→ GIVEN EXERCISE 1
Output the records from their start through the line holding "1170, 952, 1208]", inclusive, as a JSON list of strings with one string per line and blank lines left out.
[START DOCUMENT EXCERPT]
# How to express RAGE!! in music



## a_j (Jul 1, 2018)

I am trying to figure out how to express "ugly" emotions such as wild rage and desperate fear in music, while keeping the music itself aesthetically pleasing.

Mozart once opined that "Nevertheless the passions, whether violent or not, should never be so expressed as to reach the point of causing disgust; and music, even in situations of the greatest horror, should never be painful to the ear but should flatter and charm it, and thereby always remain music."

Given this approach, it is probably not surprising that Mozart's _Der Hölle Rache_, which the Queen of the Night is supposed to sing in a fit of vengeful rage, sounds more like a virtuosic nightingale (to my ears, at least) than an enraged queen.

Among classical music, Verdi's Dies Irae gets much closer to rage, but even that piece sounds "awe-inspiring and intimidating" rather than truly enraged. The *might* of a god rather than the *rage* of a god.

There are screamo Metal and punk rock songs that do effectively express wild rage, but I would hesitate to call these music.
[END DOCUMENT EXCERPT]
[START PROVIDED MATERIAL]
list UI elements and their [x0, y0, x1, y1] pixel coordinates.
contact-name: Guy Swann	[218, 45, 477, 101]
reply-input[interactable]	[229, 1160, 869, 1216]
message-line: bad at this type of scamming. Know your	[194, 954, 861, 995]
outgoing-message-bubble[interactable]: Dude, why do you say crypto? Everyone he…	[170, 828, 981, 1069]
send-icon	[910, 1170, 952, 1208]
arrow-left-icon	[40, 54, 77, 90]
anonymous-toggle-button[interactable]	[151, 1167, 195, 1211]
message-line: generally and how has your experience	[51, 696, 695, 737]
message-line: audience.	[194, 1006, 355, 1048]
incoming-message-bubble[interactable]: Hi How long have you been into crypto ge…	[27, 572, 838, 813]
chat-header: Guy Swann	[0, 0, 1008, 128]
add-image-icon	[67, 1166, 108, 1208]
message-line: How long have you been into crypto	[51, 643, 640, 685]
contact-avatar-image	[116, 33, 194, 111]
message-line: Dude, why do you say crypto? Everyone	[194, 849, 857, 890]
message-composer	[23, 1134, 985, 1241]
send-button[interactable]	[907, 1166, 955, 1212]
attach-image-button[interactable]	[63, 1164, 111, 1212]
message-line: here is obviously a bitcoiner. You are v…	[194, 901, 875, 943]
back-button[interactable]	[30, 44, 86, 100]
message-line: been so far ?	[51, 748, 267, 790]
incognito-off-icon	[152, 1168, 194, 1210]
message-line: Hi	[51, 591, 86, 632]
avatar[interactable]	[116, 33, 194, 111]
[END PROVIDED MATERIAL]
→ GIVEN EXERCISE 2
Answer these about the forum post on expressing rage in music:
(a) Which Mozart piece does the poster say sounds more like a virtuosic nightingale than an enraged queen?
(b) Verdi's Dies Irae conveys the might of a god rather than what?
(c) What kinds of songs does the poster say effectively express wild rage?

→ FINAL RESULT 1
[
  "list UI elements and their [x0, y0, x1, y1] pixel coordinates.",
  "contact-name: Guy Swann\t[218, 45, 477, 101]",
  "reply-input[interactable]\t[229, 1160, 869, 1216]",
  "message-line: bad at this type of scamming. Know your\t[194, 954, 861, 995]",
  "outgoing-message-bubble[interactable]: Dude, why do you say crypto? Everyone he…\t[170, 828, 981, 1069]",
  "send-icon\t[910, 1170, 952, 1208]"
]

→ FINAL RESULT 2
(a) Der Hölle Rache
(b) The rage of a god
(c) Screamo metal and punk rock songs